● **REQUIRED TASK**
Repeat each entry in full, exactly.

● **SUPPLIED RECORDS**
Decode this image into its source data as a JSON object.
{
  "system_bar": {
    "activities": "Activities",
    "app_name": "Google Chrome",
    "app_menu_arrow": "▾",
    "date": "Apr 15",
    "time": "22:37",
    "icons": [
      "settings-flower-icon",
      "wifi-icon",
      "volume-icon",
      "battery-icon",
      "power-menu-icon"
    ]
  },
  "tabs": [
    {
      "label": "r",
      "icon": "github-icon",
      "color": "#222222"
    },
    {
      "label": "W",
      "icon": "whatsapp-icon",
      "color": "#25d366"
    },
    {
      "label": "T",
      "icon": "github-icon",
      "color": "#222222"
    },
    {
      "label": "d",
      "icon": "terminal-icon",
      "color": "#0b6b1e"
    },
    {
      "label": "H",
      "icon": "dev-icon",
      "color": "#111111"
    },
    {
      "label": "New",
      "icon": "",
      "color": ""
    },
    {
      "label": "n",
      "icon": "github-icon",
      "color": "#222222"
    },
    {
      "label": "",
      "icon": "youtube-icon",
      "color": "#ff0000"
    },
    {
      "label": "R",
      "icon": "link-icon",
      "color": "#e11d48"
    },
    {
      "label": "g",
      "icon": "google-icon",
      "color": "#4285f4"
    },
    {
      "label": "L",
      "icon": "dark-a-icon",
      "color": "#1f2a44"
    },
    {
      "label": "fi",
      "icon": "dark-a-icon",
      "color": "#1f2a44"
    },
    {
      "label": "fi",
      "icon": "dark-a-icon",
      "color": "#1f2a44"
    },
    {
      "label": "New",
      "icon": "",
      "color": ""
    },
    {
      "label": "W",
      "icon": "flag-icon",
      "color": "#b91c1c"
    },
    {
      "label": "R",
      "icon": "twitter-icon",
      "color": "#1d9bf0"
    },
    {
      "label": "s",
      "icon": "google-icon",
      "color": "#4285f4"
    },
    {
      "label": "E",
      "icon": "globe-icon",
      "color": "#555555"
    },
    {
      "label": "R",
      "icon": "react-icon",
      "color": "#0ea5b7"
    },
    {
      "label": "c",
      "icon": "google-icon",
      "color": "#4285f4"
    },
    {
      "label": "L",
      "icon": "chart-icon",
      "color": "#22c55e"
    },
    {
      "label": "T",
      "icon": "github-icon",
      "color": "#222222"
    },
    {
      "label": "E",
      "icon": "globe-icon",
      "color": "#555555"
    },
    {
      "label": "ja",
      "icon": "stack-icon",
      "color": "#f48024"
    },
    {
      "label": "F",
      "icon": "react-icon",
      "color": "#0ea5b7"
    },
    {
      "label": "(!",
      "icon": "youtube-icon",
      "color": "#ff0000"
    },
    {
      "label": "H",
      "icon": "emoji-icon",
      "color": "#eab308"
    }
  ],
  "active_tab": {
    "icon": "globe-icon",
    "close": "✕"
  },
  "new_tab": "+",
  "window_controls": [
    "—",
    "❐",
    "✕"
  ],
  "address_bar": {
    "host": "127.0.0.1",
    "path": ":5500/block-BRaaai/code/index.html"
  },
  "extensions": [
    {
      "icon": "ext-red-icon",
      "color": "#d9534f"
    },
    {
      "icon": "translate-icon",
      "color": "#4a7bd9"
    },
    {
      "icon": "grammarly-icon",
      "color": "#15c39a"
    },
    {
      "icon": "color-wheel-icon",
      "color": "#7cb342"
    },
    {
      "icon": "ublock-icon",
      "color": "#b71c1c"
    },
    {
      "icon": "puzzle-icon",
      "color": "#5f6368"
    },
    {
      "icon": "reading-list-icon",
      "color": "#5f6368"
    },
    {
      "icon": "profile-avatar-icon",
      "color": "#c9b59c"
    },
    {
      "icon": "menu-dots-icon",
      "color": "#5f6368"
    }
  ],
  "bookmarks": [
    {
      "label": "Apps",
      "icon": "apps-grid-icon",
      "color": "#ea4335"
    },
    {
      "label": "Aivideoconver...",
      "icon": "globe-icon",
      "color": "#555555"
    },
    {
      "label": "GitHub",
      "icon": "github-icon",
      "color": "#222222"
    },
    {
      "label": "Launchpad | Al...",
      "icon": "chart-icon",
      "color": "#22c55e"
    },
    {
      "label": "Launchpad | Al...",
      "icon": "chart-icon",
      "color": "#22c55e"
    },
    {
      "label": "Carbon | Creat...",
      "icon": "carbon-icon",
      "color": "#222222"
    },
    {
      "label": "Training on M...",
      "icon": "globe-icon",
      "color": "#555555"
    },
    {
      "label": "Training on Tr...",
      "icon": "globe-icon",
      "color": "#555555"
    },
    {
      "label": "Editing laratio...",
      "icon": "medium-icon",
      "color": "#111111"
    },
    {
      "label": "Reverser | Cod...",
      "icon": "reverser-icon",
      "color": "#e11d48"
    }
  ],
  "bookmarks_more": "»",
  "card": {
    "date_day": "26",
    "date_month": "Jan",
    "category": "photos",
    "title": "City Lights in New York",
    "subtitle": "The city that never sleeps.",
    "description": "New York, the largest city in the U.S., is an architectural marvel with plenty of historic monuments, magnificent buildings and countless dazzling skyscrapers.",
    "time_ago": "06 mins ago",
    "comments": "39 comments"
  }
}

● **REPLY**
Decode this image into its source data as a JSON object.
{
  "system_bar": {
    "activities": "Activities",
    "app_name": "Google Chrome",
    "app_menu_arrow": "▾",
    "date": "Apr 15",
    "time": "22:37",
    "icons": [
      "settings-flower-icon",
      "wifi-icon",
      "volume-icon",
      "battery-icon",
      "power-menu-icon"
    ]
  },
  "tabs": [
    {
      "label": "r",
      "icon": "github-icon",
      "color": "#222222"
    },
    {
      "label": "W",
      "icon": "whatsapp-icon",
      "color": "#25d366"
    },
    {
      "label": "T",
      "icon": "github-icon",
      "color": "#222222"
    },
    {
      "label": "d",
      "icon": "terminal-icon",
      "color": "#0b6b1e"
    },
    {
      "label": "H",
      "icon": "dev-icon",
      "color": "#111111"
    },
    {
      "label": "New",
      "icon": "",
      "color": ""
    },
    {
      "label": "n",
      "icon": "github-icon",
      "color": "#222222"
    },
    {
      "label": "",
      "icon": "youtube-icon",
      "color": "#ff0000"
    },
    {
      "label": "R",
      "icon": "link-icon",
      "color": "#e11d48"
    },
    {
      "label": "g",
      "icon": "google-icon",
      "color": "#4285f4"
    },
    {
      "label": "L",
      "icon": "dark-a-icon",
      "color": "#1f2a44"
    },
    {
      "label": "fi",
      "icon": "dark-a-icon",
      "color": "#1f2a44"
    },
    {
      "label": "fi",
      "icon": "dark-a-icon",
      "color": "#1f2a44"
    },
    {
      "label": "New",
      "icon": "",
      "color": ""
    },
    {
      "label": "W",
      "icon": "flag-icon",
      "color": "#b91c1c"
    },
    {
      "label": "R",
      "icon": "twitter-icon",
      "color": "#1d9bf0"
    },
    {
      "label": "s",
      "icon": "google-icon",
      "color": "#4285f4"
    },
    {
      "label": "E",
      "icon": "globe-icon",
      "color": "#555555"
    },
    {
      "label": "R",
      "icon": "react-icon",
      "color": "#0ea5b7"
    },
    {
      "label": "c",
      "icon": "google-icon",
      "color": "#4285f4"
    },
    {
      "label": "L",
      "icon": "chart-icon",
      "color": "#22c55e"
    },
    {
      "label": "T",
      "icon": "github-icon",
      "color": "#222222"
    },
    {
      "label": "E",
      "icon": "globe-icon",
      "color": "#555555"
    },
    {
      "label": "ja",
      "icon": "stack-icon",
      "color": "#f48024"
    },
    {
      "label": "F",
      "icon": "react-icon",
      "color": "#0ea5b7"
    },
    {
      "label": "(!",
      "icon": "youtube-icon",
      "color": "#ff0000"
    },
    {
      "label": "H",
      "icon": "emoji-icon",
      "color": "#eab308"
    }
  ],
  "active_tab": {
    "icon": "globe-icon",
    "close": "✕"
  },
  "new_tab": "+",
  "window_controls": [
    "—",
    "❐",
    "✕"
  ],
  "address_bar": {
    "host": "127.0.0.1",
    "path": ":5500/block-BRaaai/code/index.html"
  },
  "extensions": [
    {
      "icon": "ext-red-icon",
      "color": "#d9534f"
    },
    {
      "icon": "translate-icon",
      "color": "#4a7bd9"
    },
    {
      "icon": "grammarly-icon",
      "color": "#15c39a"
    },
    {
      "icon": "color-wheel-icon",
      "color": "#7cb342"
    },
    {
      "icon": "ublock-icon",
      "color": "#b71c1c"
    },
    {
      "icon": "puzzle-icon",
      "color": "#5f6368"
    },
    {
      "icon": "reading-list-icon",
      "color": "#5f6368"
    },
    {
      "icon": "profile-avatar-icon",
      "color": "#c9b59c"
    },
    {
      "icon": "menu-dots-icon",
      "color": "#5f6368"
    }
  ],
  "bookmarks": [
    {
      "label": "Apps",
      "icon": "apps-grid-icon",
      "color": "#ea4335"
    },
    {
      "label": "Aivideoconver...",
      "icon": "globe-icon",
      "color": "#555555"
    },
    {
      "label": "GitHub",
      "icon": "github-icon",
      "color": "#222222"
    },
    {
      "label": "Launchpad | Al...",
      "icon": "chart-icon",
      "color": "#22c55e"
    },
    {
      "label": "Launchpad | Al...",
      "icon": "chart-icon",
      "color": "#22c55e"
    },
    {
      "label": "Carbon | Creat...",
      "icon": "carbon-icon",
      "color": "#222222"
    },
    {
      "label": "Training on M...",
      "icon": "globe-icon",
      "color": "#555555"
    },
    {
      "label": "Training on Tr...",
      "icon": "globe-icon",
      "color": "#555555"
    },
    {
      "label": "Editing laratio...",
      "icon": "medium-icon",
      "color": "#111111"
    },
    {
      "label": "Reverser | Cod...",
      "icon": "reverser-icon",
      "color": "#e11d48"
    }
  ],
  "bookmarks_more": "»",
  "card": {
    "date_day": "26",
    "date_month": "Jan",
    "category": "photos",
    "title": "City Lights in New York",
    "subtitle": "The city that never sleeps.",
    "description": "New York, the largest city in the U.S., is an architectural marvel with plenty of historic monuments, magnificent buildings and countless dazzling skyscrapers.",
    "time_ago": "06 mins ago",
    "comments": "39 comments"
  }
}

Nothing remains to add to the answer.